■ **Description of the task**: Every entry needs to be reproduced exactly.

■ **Data for this task**:
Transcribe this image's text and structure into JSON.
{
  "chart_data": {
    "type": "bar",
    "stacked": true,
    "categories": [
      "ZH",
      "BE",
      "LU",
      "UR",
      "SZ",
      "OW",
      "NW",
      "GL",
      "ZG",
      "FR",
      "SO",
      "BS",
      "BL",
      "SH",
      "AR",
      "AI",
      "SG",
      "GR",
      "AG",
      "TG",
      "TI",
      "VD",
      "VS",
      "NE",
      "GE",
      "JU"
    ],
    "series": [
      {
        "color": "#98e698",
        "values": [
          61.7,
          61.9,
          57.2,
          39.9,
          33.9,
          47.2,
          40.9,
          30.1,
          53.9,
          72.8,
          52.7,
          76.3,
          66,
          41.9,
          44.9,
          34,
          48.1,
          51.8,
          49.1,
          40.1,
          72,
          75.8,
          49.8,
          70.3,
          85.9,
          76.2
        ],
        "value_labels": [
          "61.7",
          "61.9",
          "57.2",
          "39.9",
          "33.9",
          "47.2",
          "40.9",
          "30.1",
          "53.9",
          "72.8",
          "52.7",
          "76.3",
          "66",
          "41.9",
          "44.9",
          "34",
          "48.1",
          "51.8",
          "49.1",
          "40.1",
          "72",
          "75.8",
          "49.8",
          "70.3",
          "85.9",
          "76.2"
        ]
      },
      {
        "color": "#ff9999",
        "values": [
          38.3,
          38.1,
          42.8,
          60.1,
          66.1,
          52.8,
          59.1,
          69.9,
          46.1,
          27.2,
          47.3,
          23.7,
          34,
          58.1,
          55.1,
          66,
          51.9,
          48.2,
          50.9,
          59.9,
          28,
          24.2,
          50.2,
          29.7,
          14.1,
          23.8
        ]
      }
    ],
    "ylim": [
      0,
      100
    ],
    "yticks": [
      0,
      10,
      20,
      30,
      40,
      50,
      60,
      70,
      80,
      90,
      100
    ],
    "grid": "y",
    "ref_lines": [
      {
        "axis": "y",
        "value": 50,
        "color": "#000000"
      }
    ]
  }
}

■ **Problem solution**:
Transcribe this image's text and structure into JSON.
{
  "chart_data": {
    "type": "bar",
    "stacked": true,
    "categories": [
      "ZH",
      "BE",
      "LU",
      "UR",
      "SZ",
      "OW",
      "NW",
      "GL",
      "ZG",
      "FR",
      "SO",
      "BS",
      "BL",
      "SH",
      "AR",
      "AI",
      "SG",
      "GR",
      "AG",
      "TG",
      "TI",
      "VD",
      "VS",
      "NE",
      "GE",
      "JU"
    ],
    "series": [
      {
        "color": "#98e698",
        "values": [
          61.7,
          61.9,
          57.2,
          39.9,
          33.9,
          47.2,
          40.9,
          30.1,
          53.9,
          72.8,
          52.7,
          76.3,
          66,
          41.9,
          44.9,
          34,
          48.1,
          51.8,
          49.1,
          40.1,
          72,
          75.8,
          49.8,
          70.3,
          85.9,
          76.2
        ],
        "value_labels": [
          "61.7",
          "61.9",
          "57.2",
          "39.9",
          "33.9",
          "47.2",
          "40.9",
          "30.1",
          "53.9",
          "72.8",
          "52.7",
          "76.3",
          "66",
          "41.9",
          "44.9",
          "34",
          "48.1",
          "51.8",
          "49.1",
          "40.1",
          "72",
          "75.8",
          "49.8",
          "70.3",
          "85.9",
          "76.2"
        ]
      },
      {
        "color": "#ff9999",
        "values": [
          38.3,
          38.1,
          42.8,
          60.1,
          66.1,
          52.8,
          59.1,
          69.9,
          46.1,
          27.2,
          47.3,
          23.7,
          34,
          58.1,
          55.1,
          66,
          51.9,
          48.2,
          50.9,
          59.9,
          28,
          24.2,
          50.2,
          29.7,
          14.1,
          23.8
        ]
      }
    ],
    "ylim": [
      0,
      100
    ],
    "yticks": [
      0,
      10,
      20,
      30,
      40,
      50,
      60,
      70,
      80,
      90,
      100
    ],
    "grid": "y",
    "ref_lines": [
      {
        "axis": "y",
        "value": 50,
        "color": "#000000"
      }
    ]
  }
}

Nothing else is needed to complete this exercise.